(Stored records)

┌──

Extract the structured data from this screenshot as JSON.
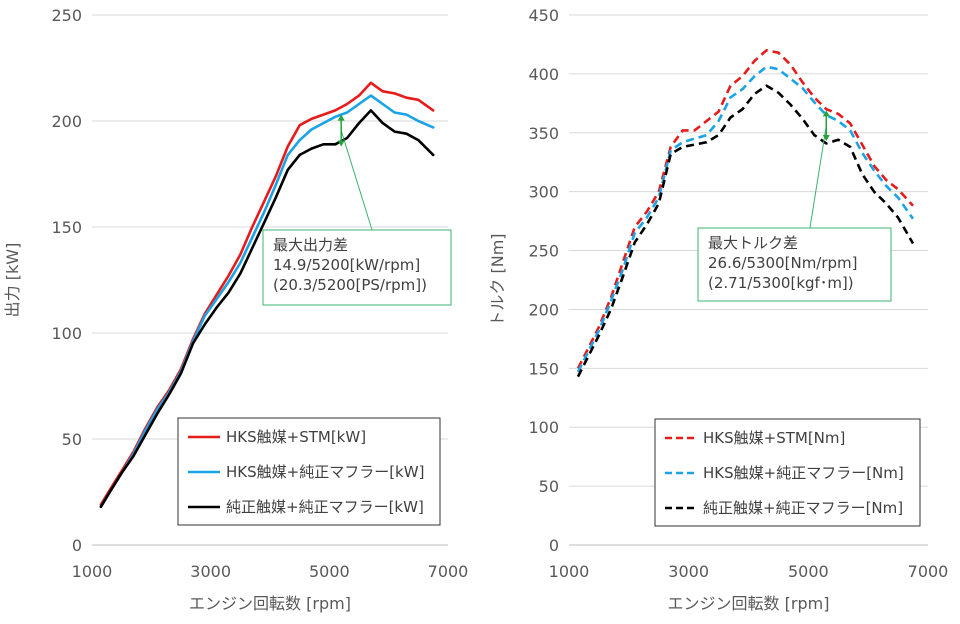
{
  "chart_data": [
    {
      "type": "line",
      "xlabel": "エンジン回転数 [rpm]",
      "ylabel": "出力 [kW]",
      "xlim": [
        1000,
        7000
      ],
      "ylim": [
        0,
        250
      ],
      "xticks": [
        1000,
        3000,
        5000,
        7000
      ],
      "yticks": [
        0,
        50,
        100,
        150,
        200,
        250
      ],
      "grid": "horizontal",
      "legend_position": "bottom-right",
      "series": [
        {
          "name": "HKS触媒+STM[kW]",
          "color": "#e81b1b",
          "style": "solid",
          "x": [
            1150,
            1300,
            1500,
            1700,
            1900,
            2100,
            2300,
            2500,
            2700,
            2900,
            3100,
            3300,
            3500,
            3700,
            3900,
            4100,
            4300,
            4500,
            4700,
            4900,
            5100,
            5300,
            5500,
            5700,
            5900,
            6100,
            6300,
            6500,
            6750
          ],
          "y": [
            19,
            26,
            35,
            44,
            55,
            65,
            73,
            83,
            97,
            109,
            118,
            127,
            137,
            150,
            162,
            174,
            188,
            198,
            201,
            203,
            205,
            208,
            212,
            218,
            214,
            213,
            211,
            210,
            205
          ]
        },
        {
          "name": "HKS触媒+純正マフラー[kW]",
          "color": "#1aa3e6",
          "style": "solid",
          "x": [
            1150,
            1300,
            1500,
            1700,
            1900,
            2100,
            2300,
            2500,
            2700,
            2900,
            3100,
            3300,
            3500,
            3700,
            3900,
            4100,
            4300,
            4500,
            4700,
            4900,
            5100,
            5300,
            5500,
            5700,
            5900,
            6100,
            6300,
            6500,
            6750
          ],
          "y": [
            18,
            25,
            34,
            43,
            54,
            64,
            72,
            82,
            96,
            108,
            116,
            124,
            133,
            145,
            157,
            170,
            184,
            191,
            196,
            199,
            202,
            204,
            208,
            212,
            208,
            204,
            203,
            200,
            197
          ]
        },
        {
          "name": "純正触媒+純正マフラー[kW]",
          "color": "#000000",
          "style": "solid",
          "x": [
            1150,
            1300,
            1500,
            1700,
            1900,
            2100,
            2300,
            2500,
            2700,
            2900,
            3100,
            3300,
            3500,
            3700,
            3900,
            4100,
            4300,
            4500,
            4700,
            4900,
            5100,
            5300,
            5500,
            5700,
            5900,
            6100,
            6300,
            6500,
            6750
          ],
          "y": [
            18,
            25,
            34,
            42,
            52,
            62,
            71,
            81,
            95,
            104,
            112,
            119,
            128,
            140,
            152,
            164,
            177,
            184,
            187,
            189,
            189,
            192,
            199,
            205,
            199,
            195,
            194,
            191,
            184
          ]
        }
      ],
      "annotation": {
        "x": 5200,
        "y_low": 188,
        "y_high": 203,
        "lines": [
          "最大出力差",
          "14.9/5200[kW/rpm]",
          "(20.3/5200[PS/rpm])"
        ]
      }
    },
    {
      "type": "line",
      "xlabel": "エンジン回転数 [rpm]",
      "ylabel": "トルク [Nm]",
      "xlim": [
        1000,
        7000
      ],
      "ylim": [
        0,
        450
      ],
      "xticks": [
        1000,
        3000,
        5000,
        7000
      ],
      "yticks": [
        0,
        50,
        100,
        150,
        200,
        250,
        300,
        350,
        400,
        450
      ],
      "grid": "horizontal",
      "legend_position": "bottom-right",
      "series": [
        {
          "name": "HKS触媒+STM[Nm]",
          "color": "#e81b1b",
          "style": "dashed",
          "x": [
            1150,
            1300,
            1500,
            1700,
            1900,
            2100,
            2300,
            2500,
            2700,
            2900,
            3100,
            3300,
            3500,
            3700,
            3900,
            4100,
            4300,
            4500,
            4700,
            4900,
            5100,
            5300,
            5500,
            5700,
            5900,
            6100,
            6300,
            6500,
            6750
          ],
          "y": [
            150,
            165,
            185,
            210,
            240,
            270,
            283,
            300,
            338,
            352,
            352,
            360,
            368,
            390,
            398,
            411,
            420,
            418,
            408,
            393,
            380,
            370,
            366,
            358,
            340,
            322,
            310,
            302,
            288
          ]
        },
        {
          "name": "HKS触媒+純正マフラー[Nm]",
          "color": "#1aa3e6",
          "style": "dashed",
          "x": [
            1150,
            1300,
            1500,
            1700,
            1900,
            2100,
            2300,
            2500,
            2700,
            2900,
            3100,
            3300,
            3500,
            3700,
            3900,
            4100,
            4300,
            4500,
            4700,
            4900,
            5100,
            5300,
            5500,
            5700,
            5900,
            6100,
            6300,
            6500,
            6750
          ],
          "y": [
            147,
            162,
            182,
            207,
            234,
            265,
            278,
            295,
            335,
            342,
            345,
            348,
            360,
            380,
            387,
            398,
            406,
            404,
            396,
            388,
            376,
            365,
            360,
            352,
            333,
            318,
            305,
            295,
            277
          ]
        },
        {
          "name": "純正触媒+純正マフラー[Nm]",
          "color": "#000000",
          "style": "dashed",
          "x": [
            1150,
            1300,
            1500,
            1700,
            1900,
            2100,
            2300,
            2500,
            2700,
            2900,
            3100,
            3300,
            3500,
            3700,
            3900,
            4100,
            4300,
            4500,
            4700,
            4900,
            5100,
            5300,
            5500,
            5700,
            5900,
            6100,
            6300,
            6500,
            6750
          ],
          "y": [
            143,
            158,
            178,
            200,
            228,
            257,
            272,
            290,
            332,
            338,
            340,
            342,
            348,
            363,
            370,
            383,
            390,
            384,
            374,
            362,
            348,
            341,
            344,
            338,
            315,
            300,
            290,
            278,
            256
          ]
        }
      ],
      "annotation": {
        "x": 5300,
        "y_low": 343,
        "y_high": 369,
        "lines": [
          "最大トルク差",
          "26.6/5300[Nm/rpm]",
          "(2.71/5300[kgf･m])"
        ]
      }
    }
  ]
}
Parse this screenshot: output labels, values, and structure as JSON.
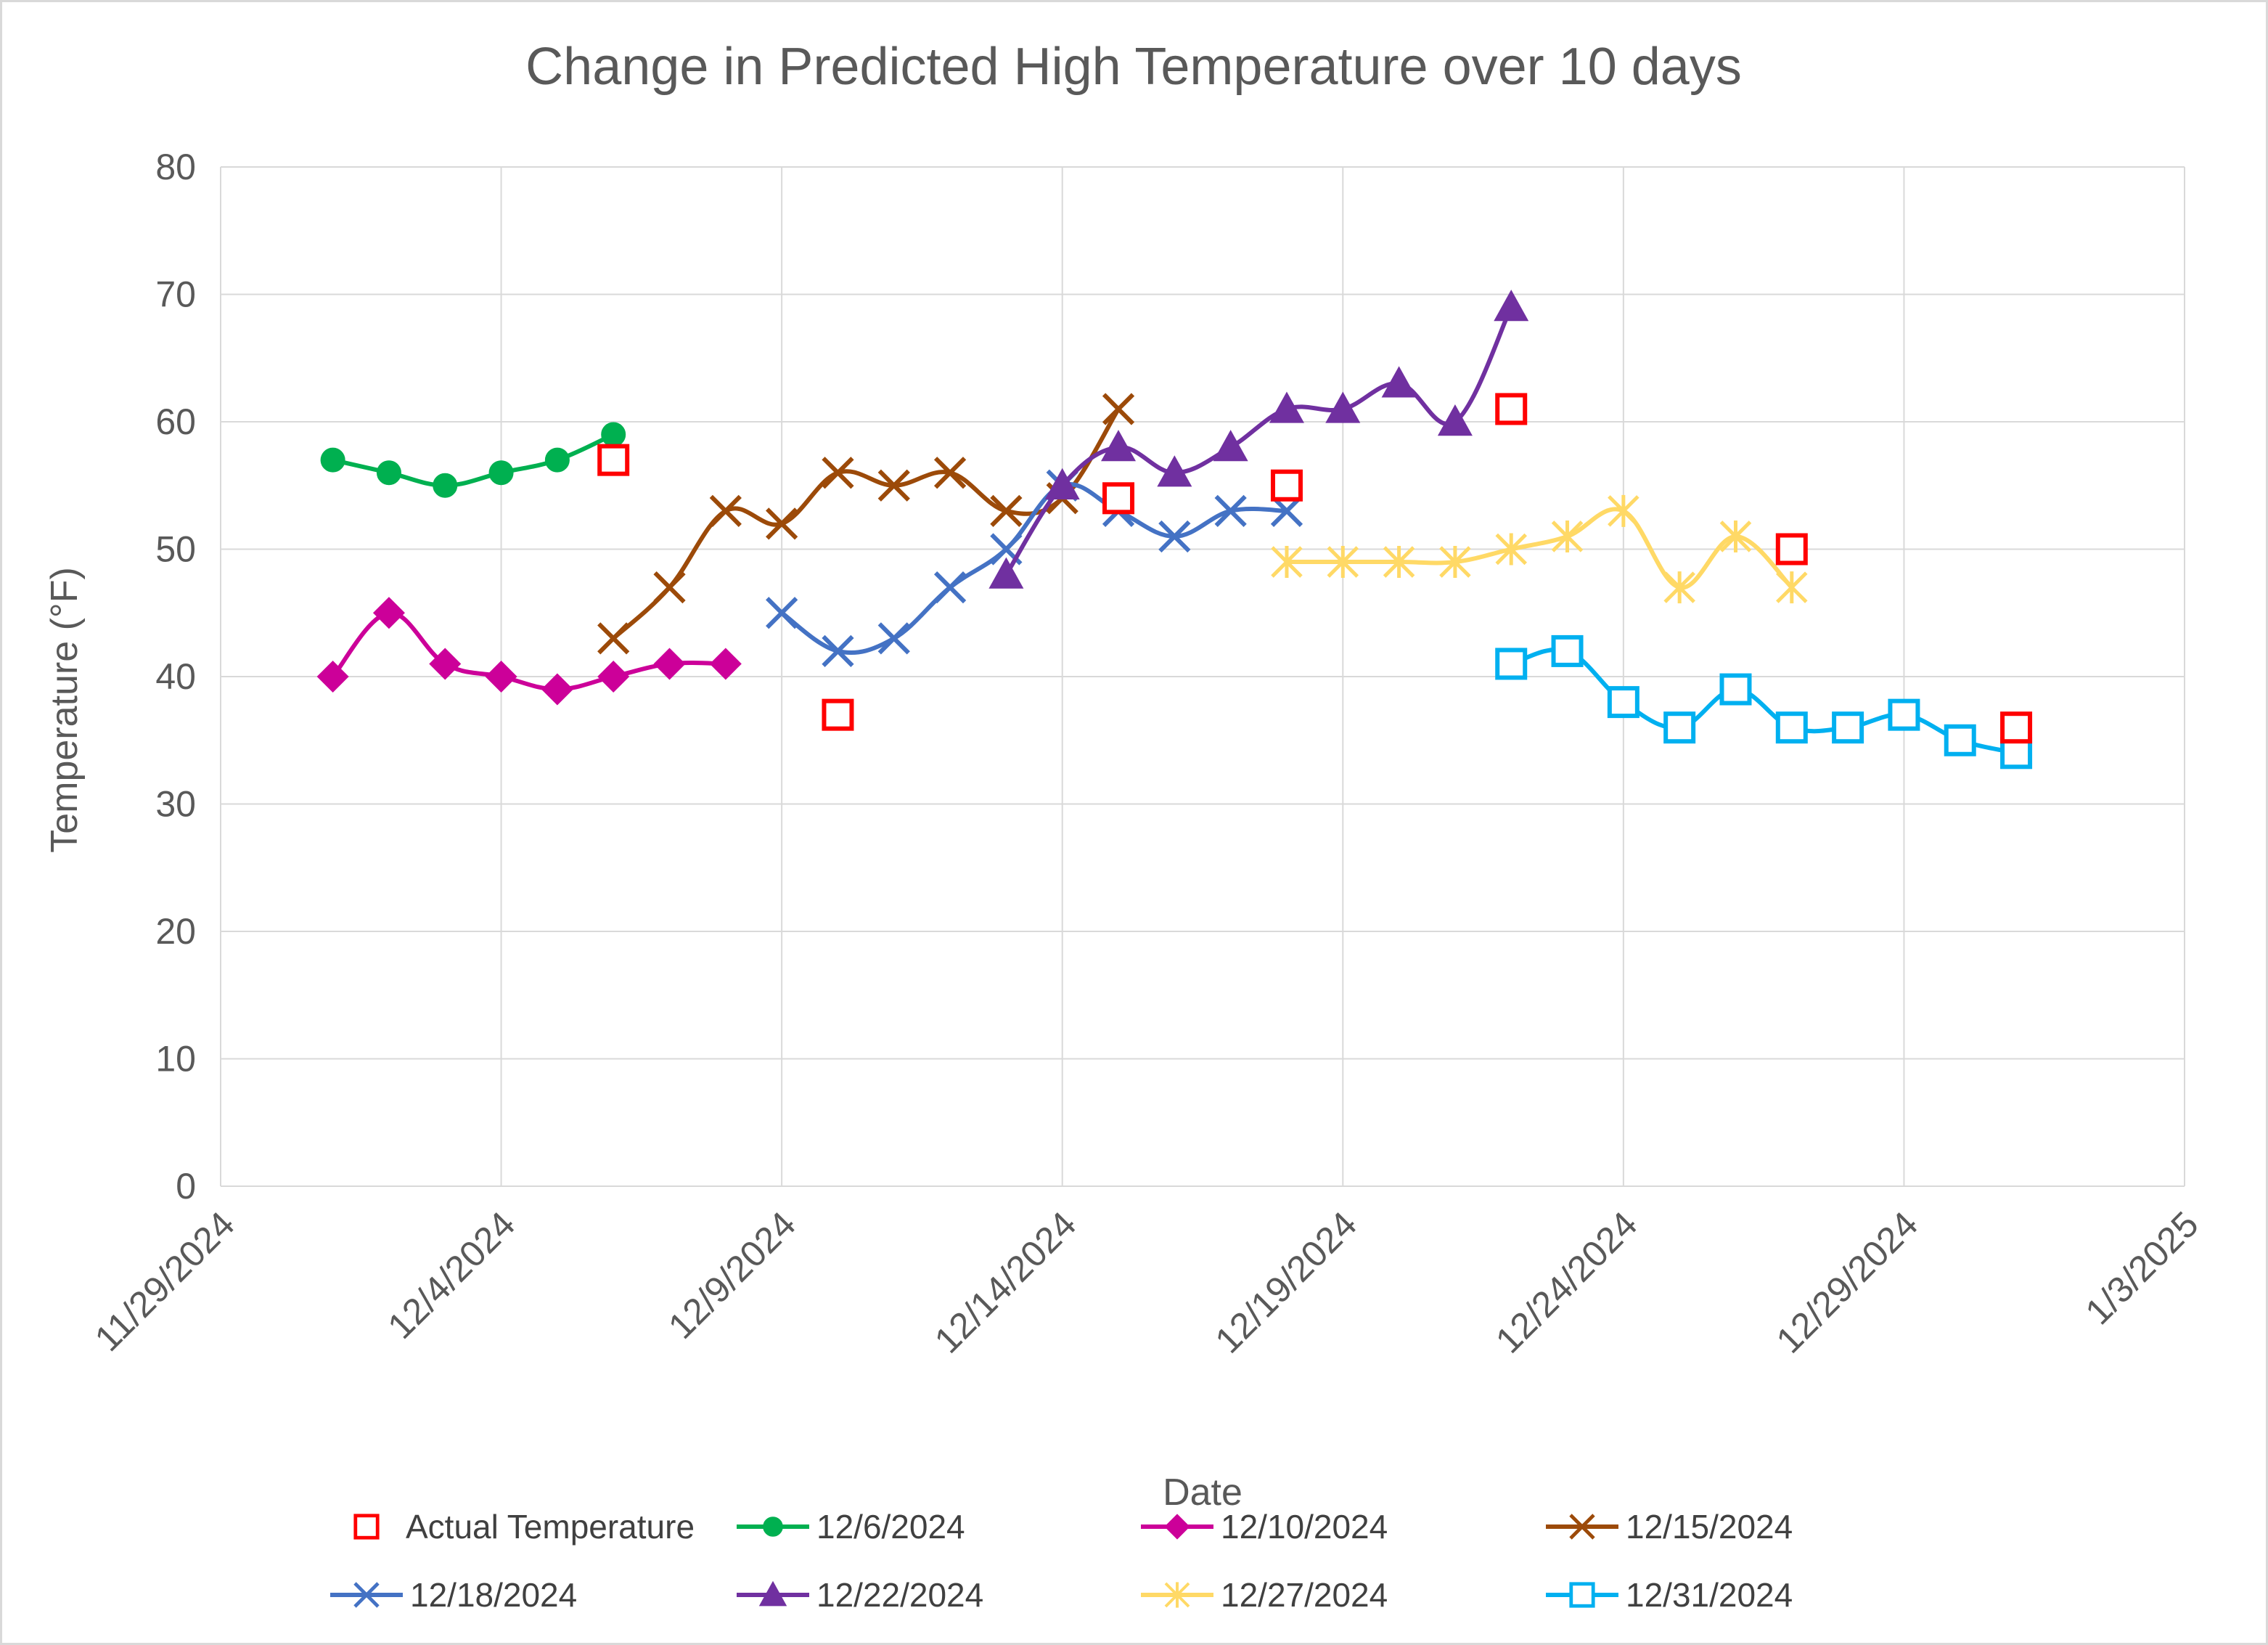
{
  "chart_data": {
    "type": "line",
    "title": "Change in Predicted High Temperature over 10 days",
    "xlabel": "Date",
    "ylabel": "Temperature (°F)",
    "ylim": [
      0,
      80
    ],
    "yticks": [
      "0",
      "10",
      "20",
      "30",
      "40",
      "50",
      "60",
      "70",
      "80"
    ],
    "xlim": [
      "2024-11-29",
      "2025-01-03"
    ],
    "xticks": [
      {
        "date": "2024-11-29",
        "label": "11/29/2024"
      },
      {
        "date": "2024-12-04",
        "label": "12/4/2024"
      },
      {
        "date": "2024-12-09",
        "label": "12/9/2024"
      },
      {
        "date": "2024-12-14",
        "label": "12/14/2024"
      },
      {
        "date": "2024-12-19",
        "label": "12/19/2024"
      },
      {
        "date": "2024-12-24",
        "label": "12/24/2024"
      },
      {
        "date": "2024-12-29",
        "label": "12/29/2024"
      },
      {
        "date": "2025-01-03",
        "label": "1/3/2025"
      }
    ],
    "grid": true,
    "legend_position": "bottom",
    "series": [
      {
        "name": "Actual Temperature",
        "color": "#ff0000",
        "marker": "square-open",
        "line": false,
        "x": [
          "2024-12-06",
          "2024-12-10",
          "2024-12-15",
          "2024-12-18",
          "2024-12-22",
          "2024-12-27",
          "2024-12-31"
        ],
        "y": [
          57,
          37,
          54,
          55,
          61,
          50,
          36
        ]
      },
      {
        "name": "12/6/2024",
        "color": "#00b050",
        "marker": "circle",
        "line": true,
        "x": [
          "2024-12-01",
          "2024-12-02",
          "2024-12-03",
          "2024-12-04",
          "2024-12-05",
          "2024-12-06"
        ],
        "y": [
          57,
          56,
          55,
          56,
          57,
          59
        ]
      },
      {
        "name": "12/10/2024",
        "color": "#cc0099",
        "marker": "diamond",
        "line": true,
        "x": [
          "2024-12-01",
          "2024-12-02",
          "2024-12-03",
          "2024-12-04",
          "2024-12-05",
          "2024-12-06",
          "2024-12-07",
          "2024-12-08"
        ],
        "y": [
          40,
          45,
          41,
          40,
          39,
          40,
          41,
          41
        ]
      },
      {
        "name": "12/15/2024",
        "color": "#9c4a09",
        "marker": "x",
        "line": true,
        "x": [
          "2024-12-06",
          "2024-12-07",
          "2024-12-08",
          "2024-12-09",
          "2024-12-10",
          "2024-12-11",
          "2024-12-12",
          "2024-12-13",
          "2024-12-14",
          "2024-12-15"
        ],
        "y": [
          43,
          47,
          53,
          52,
          56,
          55,
          56,
          53,
          54,
          61
        ]
      },
      {
        "name": "12/18/2024",
        "color": "#4472c4",
        "marker": "x",
        "line": true,
        "x": [
          "2024-12-09",
          "2024-12-10",
          "2024-12-11",
          "2024-12-12",
          "2024-12-13",
          "2024-12-14",
          "2024-12-15",
          "2024-12-16",
          "2024-12-17",
          "2024-12-18"
        ],
        "y": [
          45,
          42,
          43,
          47,
          50,
          55,
          53,
          51,
          53,
          53
        ]
      },
      {
        "name": "12/22/2024",
        "color": "#7030a0",
        "marker": "triangle",
        "line": true,
        "x": [
          "2024-12-13",
          "2024-12-14",
          "2024-12-15",
          "2024-12-16",
          "2024-12-17",
          "2024-12-18",
          "2024-12-19",
          "2024-12-20",
          "2024-12-21",
          "2024-12-22"
        ],
        "y": [
          48,
          55,
          58,
          56,
          58,
          61,
          61,
          63,
          60,
          69
        ]
      },
      {
        "name": "12/27/2024",
        "color": "#ffd966",
        "marker": "star",
        "line": true,
        "x": [
          "2024-12-18",
          "2024-12-19",
          "2024-12-20",
          "2024-12-21",
          "2024-12-22",
          "2024-12-23",
          "2024-12-24",
          "2024-12-25",
          "2024-12-26",
          "2024-12-27"
        ],
        "y": [
          49,
          49,
          49,
          49,
          50,
          51,
          53,
          47,
          51,
          47
        ]
      },
      {
        "name": "12/31/2024",
        "color": "#00b0f0",
        "marker": "square-open",
        "line": true,
        "x": [
          "2024-12-22",
          "2024-12-23",
          "2024-12-24",
          "2024-12-25",
          "2024-12-26",
          "2024-12-27",
          "2024-12-28",
          "2024-12-29",
          "2024-12-30",
          "2024-12-31"
        ],
        "y": [
          41,
          42,
          38,
          36,
          39,
          36,
          36,
          37,
          35,
          34
        ]
      }
    ]
  }
}
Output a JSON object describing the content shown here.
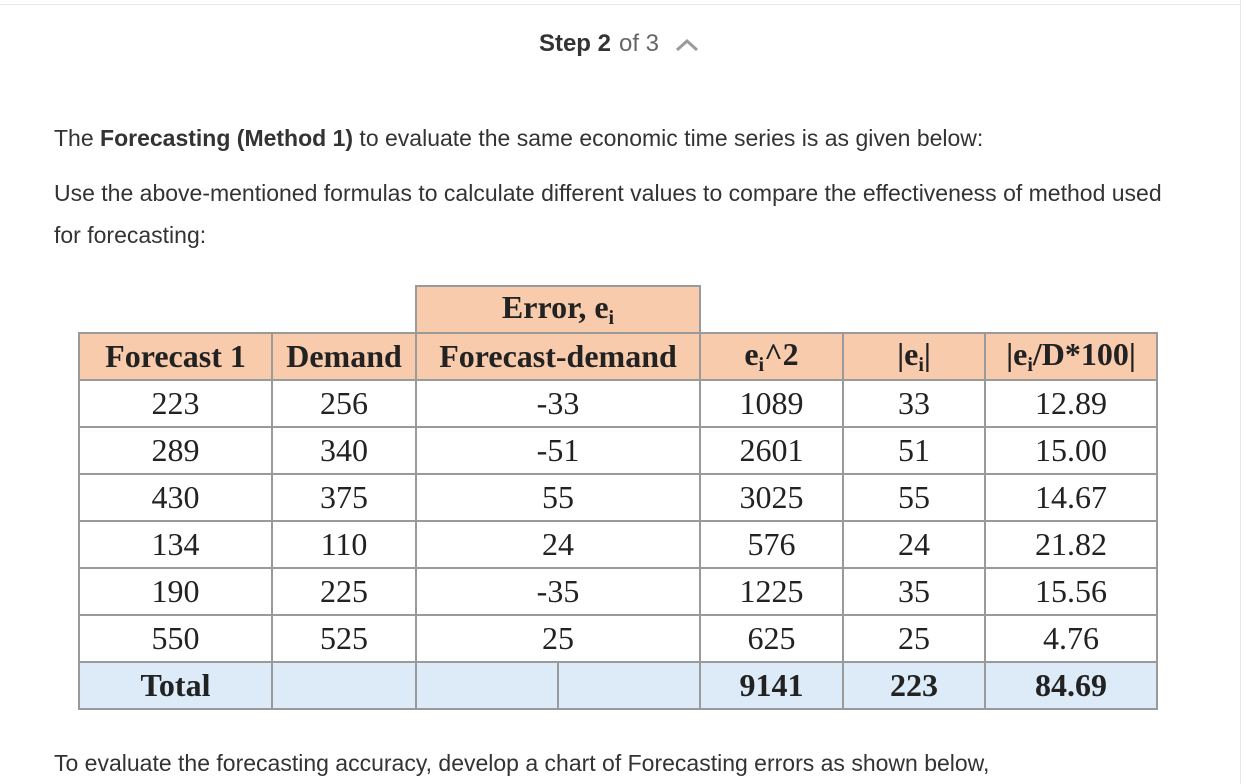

└──

> **Task brief**
Return the lines of the records that include the string "this".

> **The reply**
Extract the structured data from this screenshot as JSON.
Parse this screenshot: output labels, values, and structure as JSON.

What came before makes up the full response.